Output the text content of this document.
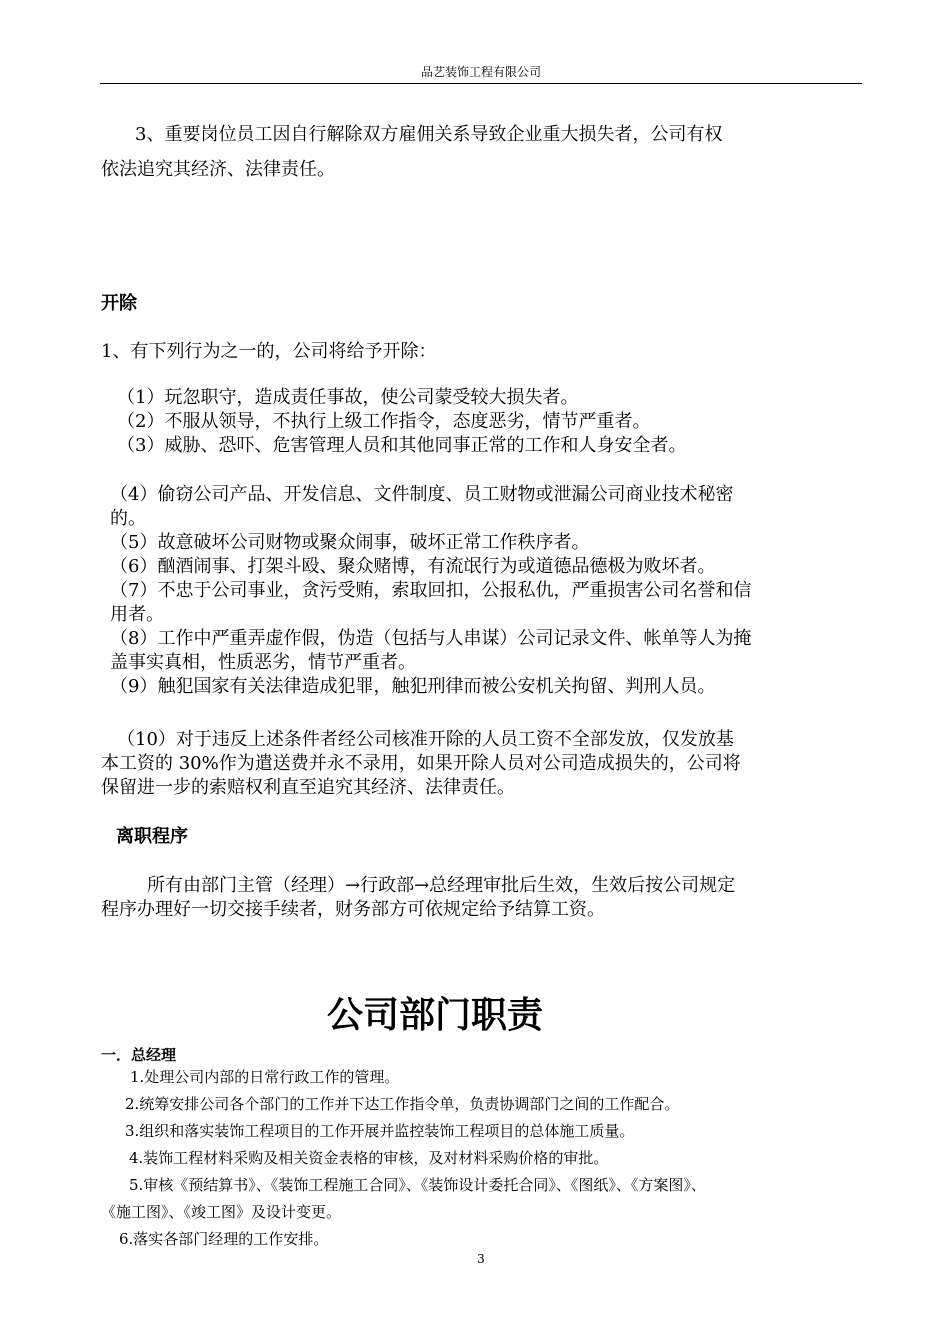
品艺装饰工程有限公司
3、重要岗位员工因自行解除双方雇佣关系导致企业重大损失者，公司有权
依法追究其经济、法律责任。
开除
1、有下列行为之一的，公司将给予开除：
（1）玩忽职守，造成责任事故，使公司蒙受较大损失者。
（2）不服从领导，不执行上级工作指令，态度恶劣，情节严重者。
（3）威胁、恐吓、危害管理人员和其他同事正常的工作和人身安全者。
（4）偷窃公司产品、开发信息、文件制度、员工财物或泄漏公司商业技术秘密
的。
（5）故意破坏公司财物或聚众闹事，破坏正常工作秩序者。
（6）酗酒闹事、打架斗殴、聚众赌博，有流氓行为或道德品德极为败坏者。
（7）不忠于公司事业，贪污受贿，索取回扣，公报私仇，严重损害公司名誉和信
用者。
（8）工作中严重弄虚作假，伪造（包括与人串谋）公司记录文件、帐单等人为掩
盖事实真相，性质恶劣，情节严重者。
（9）触犯国家有关法律造成犯罪，触犯刑律而被公安机关拘留、判刑人员。
（10）对于违反上述条件者经公司核准开除的人员工资不全部发放，仅发放基
本工资的 30%作为遣送费并永不录用，如果开除人员对公司造成损失的，公司将
保留进一步的索赔权利直至追究其经济、法律责任。
离职程序
所有由部门主管（经理）→行政部→总经理审批后生效，生效后按公司规定
程序办理好一切交接手续者，财务部方可依规定给予结算工资。
公司部门职责
一．总经理
1.处理公司内部的日常行政工作的管理。
2.统筹安排公司各个部门的工作并下达工作指令单，负责协调部门之间的工作配合。
3.组织和落实装饰工程项目的工作开展并监控装饰工程项目的总体施工质量。
4.装饰工程材料采购及相关资金表格的审核，及对材料采购价格的审批。
5.审核《预结算书》、《装饰工程施工合同》、《装饰设计委托合同》、《图纸》、《方案图》、
《施工图》、《竣工图》及设计变更。
6.落实各部门经理的工作安排。
3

» Stated exercise
Leave the pictures out and output the rest of the listing exactly.

» Expected answer
Output the text content of this document.
品艺装饰工程有限公司
3、重要岗位员工因自行解除双方雇佣关系导致企业重大损失者，公司有权
依法追究其经济、法律责任。
开除
1、有下列行为之一的，公司将给予开除：
（1）玩忽职守，造成责任事故，使公司蒙受较大损失者。
（2）不服从领导，不执行上级工作指令，态度恶劣，情节严重者。
（3）威胁、恐吓、危害管理人员和其他同事正常的工作和人身安全者。
（4）偷窃公司产品、开发信息、文件制度、员工财物或泄漏公司商业技术秘密
的。
（5）故意破坏公司财物或聚众闹事，破坏正常工作秩序者。
（6）酗酒闹事、打架斗殴、聚众赌博，有流氓行为或道德品德极为败坏者。
（7）不忠于公司事业，贪污受贿，索取回扣，公报私仇，严重损害公司名誉和信
用者。
（8）工作中严重弄虚作假，伪造（包括与人串谋）公司记录文件、帐单等人为掩
盖事实真相，性质恶劣，情节严重者。
（9）触犯国家有关法律造成犯罪，触犯刑律而被公安机关拘留、判刑人员。
（10）对于违反上述条件者经公司核准开除的人员工资不全部发放，仅发放基
本工资的 30%作为遣送费并永不录用，如果开除人员对公司造成损失的，公司将
保留进一步的索赔权利直至追究其经济、法律责任。
离职程序
所有由部门主管（经理）→行政部→总经理审批后生效，生效后按公司规定
程序办理好一切交接手续者，财务部方可依规定给予结算工资。
公司部门职责
一．总经理
1.处理公司内部的日常行政工作的管理。
2.统筹安排公司各个部门的工作并下达工作指令单，负责协调部门之间的工作配合。
3.组织和落实装饰工程项目的工作开展并监控装饰工程项目的总体施工质量。
4.装饰工程材料采购及相关资金表格的审核，及对材料采购价格的审批。
5.审核《预结算书》、《装饰工程施工合同》、《装饰设计委托合同》、《图纸》、《方案图》、
《施工图》、《竣工图》及设计变更。
6.落实各部门经理的工作安排。
3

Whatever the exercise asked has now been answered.